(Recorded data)
>>>

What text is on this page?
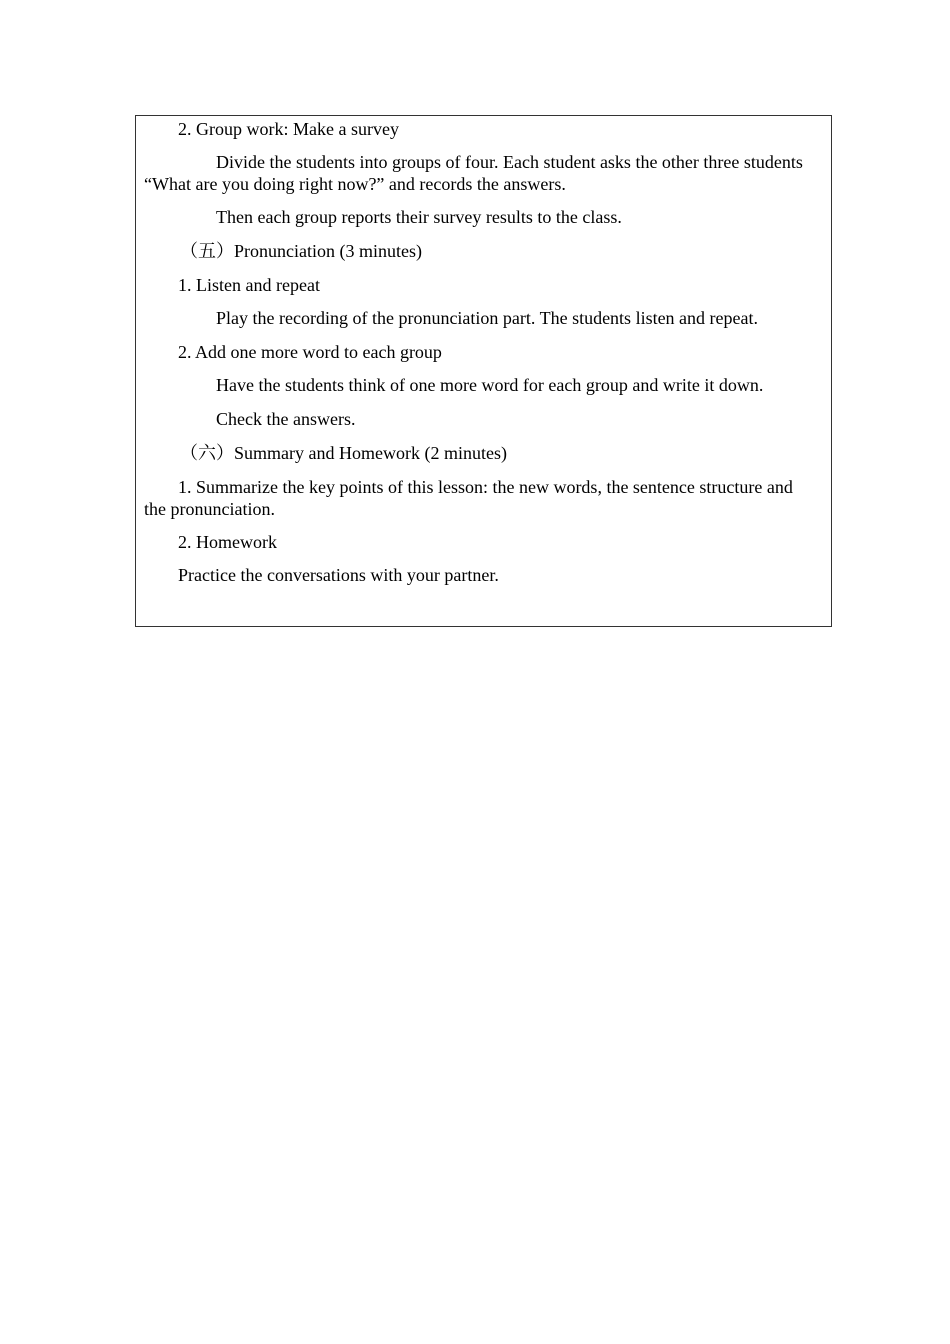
2. Group work: Make a survey
Divide the students into groups of four. Each student asks the other three students “What are you doing right now?” and records the answers.
Then each group reports their survey results to the class.
（五）Pronunciation (3 minutes)
1. Listen and repeat
Play the recording of the pronunciation part. The students listen and repeat.
2. Add one more word to each group
Have the students think of one more word for each group and write it down.
Check the answers.
（六）Summary and Homework (2 minutes)
1. Summarize the key points of this lesson: the new words, the sentence structure and the pronunciation.
2. Homework
Practice the conversations with your partner.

<<<

Stated goal: Retype all the records shown above, character for character. Omit every picture.

Exercise output:
What text is on this page?
2. Group work: Make a survey
Divide the students into groups of four. Each student asks the other three students “What are you doing right now?” and records the answers.
Then each group reports their survey results to the class.
（五）Pronunciation (3 minutes)
1. Listen and repeat
Play the recording of the pronunciation part. The students listen and repeat.
2. Add one more word to each group
Have the students think of one more word for each group and write it down.
Check the answers.
（六）Summary and Homework (2 minutes)
1. Summarize the key points of this lesson: the new words, the sentence structure and the pronunciation.
2. Homework
Practice the conversations with your partner.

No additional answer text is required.